Stated exercise =>
Copy the lines below word for word, starting with the first line and ending with the line that contains "516, 502, 543]", including both of those lines.

** start **

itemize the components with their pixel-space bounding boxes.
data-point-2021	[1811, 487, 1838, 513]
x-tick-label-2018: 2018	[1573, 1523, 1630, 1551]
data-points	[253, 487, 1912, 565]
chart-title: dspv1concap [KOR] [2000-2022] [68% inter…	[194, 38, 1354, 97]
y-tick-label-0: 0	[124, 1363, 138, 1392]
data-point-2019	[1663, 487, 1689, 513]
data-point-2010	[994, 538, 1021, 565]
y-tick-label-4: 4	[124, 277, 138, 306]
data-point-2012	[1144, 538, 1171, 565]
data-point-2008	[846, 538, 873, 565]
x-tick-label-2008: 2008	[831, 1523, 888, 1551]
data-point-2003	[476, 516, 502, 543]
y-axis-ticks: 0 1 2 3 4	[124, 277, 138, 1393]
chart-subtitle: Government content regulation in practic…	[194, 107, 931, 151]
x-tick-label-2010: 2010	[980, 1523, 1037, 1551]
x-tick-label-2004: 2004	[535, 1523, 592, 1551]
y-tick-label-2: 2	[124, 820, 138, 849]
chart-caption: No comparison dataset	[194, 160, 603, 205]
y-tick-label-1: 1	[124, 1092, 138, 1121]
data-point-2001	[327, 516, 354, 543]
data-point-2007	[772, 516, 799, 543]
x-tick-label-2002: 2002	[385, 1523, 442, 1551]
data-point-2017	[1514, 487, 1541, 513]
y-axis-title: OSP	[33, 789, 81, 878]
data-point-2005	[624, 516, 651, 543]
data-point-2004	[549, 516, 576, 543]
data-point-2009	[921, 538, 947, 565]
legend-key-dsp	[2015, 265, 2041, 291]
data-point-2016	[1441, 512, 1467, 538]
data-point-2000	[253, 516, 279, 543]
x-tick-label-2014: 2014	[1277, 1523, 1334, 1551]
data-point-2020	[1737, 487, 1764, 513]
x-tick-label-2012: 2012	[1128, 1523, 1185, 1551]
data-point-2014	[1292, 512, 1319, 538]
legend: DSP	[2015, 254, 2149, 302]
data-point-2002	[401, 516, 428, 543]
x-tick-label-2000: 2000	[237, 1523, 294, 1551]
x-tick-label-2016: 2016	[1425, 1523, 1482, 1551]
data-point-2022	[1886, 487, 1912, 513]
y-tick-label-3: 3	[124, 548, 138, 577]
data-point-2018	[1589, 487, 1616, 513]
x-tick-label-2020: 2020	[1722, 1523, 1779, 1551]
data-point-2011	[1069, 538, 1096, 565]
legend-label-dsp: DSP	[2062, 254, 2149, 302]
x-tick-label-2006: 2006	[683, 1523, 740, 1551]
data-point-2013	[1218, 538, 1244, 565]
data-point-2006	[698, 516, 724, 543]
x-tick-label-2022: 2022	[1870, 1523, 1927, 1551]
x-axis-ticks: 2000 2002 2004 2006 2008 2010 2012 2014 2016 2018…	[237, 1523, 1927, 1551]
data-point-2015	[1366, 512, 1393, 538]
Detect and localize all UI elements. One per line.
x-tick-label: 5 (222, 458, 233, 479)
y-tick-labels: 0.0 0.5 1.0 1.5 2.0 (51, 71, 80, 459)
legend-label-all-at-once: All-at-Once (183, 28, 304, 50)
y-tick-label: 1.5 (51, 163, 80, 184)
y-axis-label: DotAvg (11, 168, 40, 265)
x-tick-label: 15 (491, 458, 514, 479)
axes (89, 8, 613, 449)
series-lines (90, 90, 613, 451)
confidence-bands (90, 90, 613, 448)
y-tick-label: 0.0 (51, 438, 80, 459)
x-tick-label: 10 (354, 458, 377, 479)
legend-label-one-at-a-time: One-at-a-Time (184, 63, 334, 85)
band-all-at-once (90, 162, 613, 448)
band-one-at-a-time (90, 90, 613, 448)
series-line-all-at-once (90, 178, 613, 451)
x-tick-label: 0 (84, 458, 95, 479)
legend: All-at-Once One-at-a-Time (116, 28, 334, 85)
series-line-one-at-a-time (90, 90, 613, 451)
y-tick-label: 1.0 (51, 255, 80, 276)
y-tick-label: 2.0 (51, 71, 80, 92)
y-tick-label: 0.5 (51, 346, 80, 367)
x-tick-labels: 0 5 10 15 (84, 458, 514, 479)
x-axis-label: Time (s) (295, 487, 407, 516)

** end **

Task answer =>
itemize the components with their pixel-space bounding boxes.
data-point-2021	[1811, 487, 1838, 513]
x-tick-label-2018: 2018	[1573, 1523, 1630, 1551]
data-points	[253, 487, 1912, 565]
chart-title: dspv1concap [KOR] [2000-2022] [68% inter…	[194, 38, 1354, 97]
y-tick-label-0: 0	[124, 1363, 138, 1392]
data-point-2019	[1663, 487, 1689, 513]
data-point-2010	[994, 538, 1021, 565]
y-tick-label-4: 4	[124, 277, 138, 306]
data-point-2012	[1144, 538, 1171, 565]
data-point-2008	[846, 538, 873, 565]
x-tick-label-2008: 2008	[831, 1523, 888, 1551]
data-point-2003	[476, 516, 502, 543]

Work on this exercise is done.